EXERCISE -
Go over the entries below line by line, copying each one that contains the word "Spiegeltür".

_ _ _ _

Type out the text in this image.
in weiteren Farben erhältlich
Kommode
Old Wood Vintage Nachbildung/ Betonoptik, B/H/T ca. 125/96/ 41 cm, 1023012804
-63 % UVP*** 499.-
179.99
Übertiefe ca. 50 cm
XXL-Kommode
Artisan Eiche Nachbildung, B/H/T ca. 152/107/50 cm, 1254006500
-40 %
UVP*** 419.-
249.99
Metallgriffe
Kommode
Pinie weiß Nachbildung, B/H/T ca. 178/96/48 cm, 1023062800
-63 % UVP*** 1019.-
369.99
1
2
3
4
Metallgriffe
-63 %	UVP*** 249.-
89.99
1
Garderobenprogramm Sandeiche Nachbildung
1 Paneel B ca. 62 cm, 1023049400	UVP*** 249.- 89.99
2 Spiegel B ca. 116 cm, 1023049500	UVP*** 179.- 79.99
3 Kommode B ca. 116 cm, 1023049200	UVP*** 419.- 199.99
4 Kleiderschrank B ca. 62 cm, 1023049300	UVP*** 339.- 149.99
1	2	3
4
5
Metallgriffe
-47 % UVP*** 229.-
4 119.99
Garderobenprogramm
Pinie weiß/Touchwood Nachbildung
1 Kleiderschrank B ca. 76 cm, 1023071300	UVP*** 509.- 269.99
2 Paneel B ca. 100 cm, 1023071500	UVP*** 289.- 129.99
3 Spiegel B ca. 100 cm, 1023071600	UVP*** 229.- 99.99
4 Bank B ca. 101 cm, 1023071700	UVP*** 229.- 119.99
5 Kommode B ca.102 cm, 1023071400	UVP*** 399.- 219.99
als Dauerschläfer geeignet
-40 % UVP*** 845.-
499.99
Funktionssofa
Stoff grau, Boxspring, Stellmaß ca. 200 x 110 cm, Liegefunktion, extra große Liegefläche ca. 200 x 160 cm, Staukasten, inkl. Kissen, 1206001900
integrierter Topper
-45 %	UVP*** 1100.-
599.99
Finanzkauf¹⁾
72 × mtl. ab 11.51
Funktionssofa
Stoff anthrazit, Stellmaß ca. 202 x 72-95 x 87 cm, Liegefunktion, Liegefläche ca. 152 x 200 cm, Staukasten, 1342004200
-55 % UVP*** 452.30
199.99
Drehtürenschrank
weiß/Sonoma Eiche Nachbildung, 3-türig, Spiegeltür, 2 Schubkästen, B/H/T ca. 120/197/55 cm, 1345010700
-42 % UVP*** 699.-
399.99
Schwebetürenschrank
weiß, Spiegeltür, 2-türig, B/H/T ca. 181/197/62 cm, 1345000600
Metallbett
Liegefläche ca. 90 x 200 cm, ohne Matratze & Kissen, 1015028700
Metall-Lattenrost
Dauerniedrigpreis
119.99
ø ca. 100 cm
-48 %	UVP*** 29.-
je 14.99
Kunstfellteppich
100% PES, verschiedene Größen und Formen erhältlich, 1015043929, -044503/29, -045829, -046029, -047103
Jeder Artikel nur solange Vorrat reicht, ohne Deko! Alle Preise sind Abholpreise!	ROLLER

_ _ _ _

RESULT OF THE EXERCISE -
weiß/Sonoma Eiche Nachbildung, 3-türig, Spiegeltür, 2 Schubkästen, B/H/T ca. 120/197/55 cm, 1345010700
weiß, Spiegeltür, 2-türig, B/H/T ca. 181/197/62 cm, 1345000600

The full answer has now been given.